Large Data Set:
|
-
This web page provides two very large continuous data sets for entity and
attribute disclosure risk evaluation.
The first data set, called very large Census dataset was extracted using the
Data Extraction System of
the U.S. Census Bureau, it initially contains
149,642 records composed by 13 attributes. It was created in the European
CASC project [2]. A complete description of its attributes can be found in
the CASC project web page. The second data set, called forest, has been
extracted from the Forest FCoverType dataset,
available at the UCI KDD data repository [3]. From the
original 54 attributes we have selected only the real-valued ones (only ten
attributes).
For both datasets, we have discarded those records which are duplicated
when the last attribute of the dataset is not considered. The
resulting datasets have the following number of records and
attributes: very large Census has 124,998 records with 13
attributes and Forest has 581,009 records with 10 attributes
We have considered the last attribute of each dataset as a
confidential one; therefore, the SDC protection methods are always
applied to all the attributes of the original dataset, except the
last one. For the sake of simplicity, in each dataset we have
relabeled this last attribute in two ways, so to obtain either 5 or
10 different possible values for it. To do this, for example in the
case of 5 different values, we have sorted the dataset X (which
contains n records) according to this confidential attribute, and
then we have assigned the first confidential value to the first
n/5 records, the second value to the following n/5 records, and
so on.
|

◆ **Dataset records**
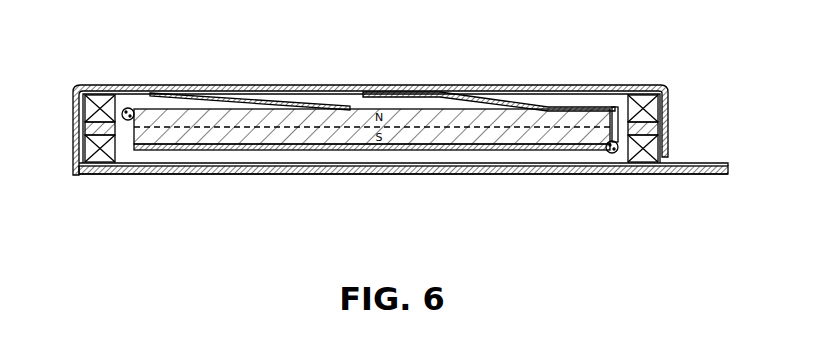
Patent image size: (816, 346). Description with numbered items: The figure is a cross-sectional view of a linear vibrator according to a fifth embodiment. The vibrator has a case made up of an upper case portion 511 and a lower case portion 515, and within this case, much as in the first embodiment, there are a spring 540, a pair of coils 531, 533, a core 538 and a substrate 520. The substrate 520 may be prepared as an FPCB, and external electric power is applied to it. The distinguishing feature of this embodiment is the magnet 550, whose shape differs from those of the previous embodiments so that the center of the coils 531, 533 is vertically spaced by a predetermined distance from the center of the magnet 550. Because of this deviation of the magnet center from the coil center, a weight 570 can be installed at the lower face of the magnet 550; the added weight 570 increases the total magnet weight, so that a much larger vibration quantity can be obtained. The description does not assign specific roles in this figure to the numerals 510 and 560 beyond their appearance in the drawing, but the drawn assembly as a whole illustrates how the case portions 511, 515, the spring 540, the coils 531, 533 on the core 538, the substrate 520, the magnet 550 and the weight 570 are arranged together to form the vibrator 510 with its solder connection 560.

The housing 510 is at (724, 107).
The upper case portion 511 is at (668, 113).
The lower case portion 515 is at (664, 167).
The substrate 520 is at (540, 176).
The coil 531 is at (100, 98).
The coil 533 is at (640, 102).
The core 538 is at (84, 130).
The spring 540 is at (243, 99).
The magnet 550 is at (343, 151).
The solder joint 560 is at (133, 172).
The weight 570 is at (249, 164).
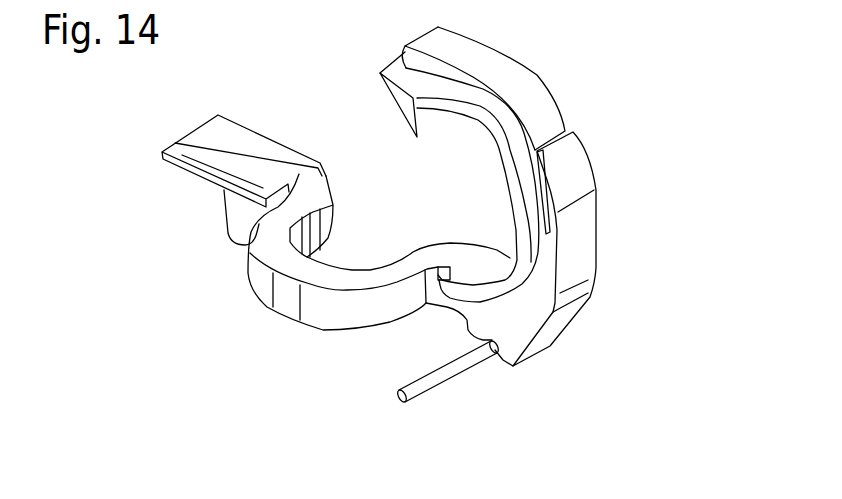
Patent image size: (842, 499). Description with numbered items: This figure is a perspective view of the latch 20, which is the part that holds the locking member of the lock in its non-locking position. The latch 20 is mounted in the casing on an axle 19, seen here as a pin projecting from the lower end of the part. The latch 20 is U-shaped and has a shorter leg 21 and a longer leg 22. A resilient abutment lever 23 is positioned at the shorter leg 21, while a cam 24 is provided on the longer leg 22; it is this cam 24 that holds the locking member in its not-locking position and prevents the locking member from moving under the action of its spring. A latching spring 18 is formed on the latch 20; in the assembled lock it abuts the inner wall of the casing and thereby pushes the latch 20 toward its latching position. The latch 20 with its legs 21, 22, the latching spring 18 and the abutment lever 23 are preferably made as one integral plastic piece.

The latching spring 18 is at (568, 168).
The axle 19 is at (447, 368).
The latch 20 is at (262, 323).
The shorter leg 21 is at (470, 65).
The longer leg 22 is at (210, 138).
The resilient abutment lever 23 is at (403, 107).
The cam 24 is at (240, 218).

◆ **To do**
• A. Revise the large data set page between "The first data" and "attributes).", inclusive, with every "CASC project" changed to "CASC initiative".
• B. According to the large data set page, why are the SDC protection methods applied to every attribute of the original dataset except the last one?

◆ **Outputs for the tasks**
• A.
The first data set, called very large Census dataset was extracted using the
Data Extraction System of
the U.S. Census Bureau, it initially contains
149,642 records composed by 13 attributes. It was created in the European
CASC initiative [2]. A complete description of its attributes can be found in
the CASC initiative web page. The second data set, called forest, has been
extracted from the Forest FCoverType dataset,
available at the UCI KDD data repository [3]. From the
original 54 attributes we have selected only the real-valued ones (only ten
attributes).

• B. The last attribute of each dataset is treated as a confidential one. So the SDC protection methods are always applied to all the other attributes.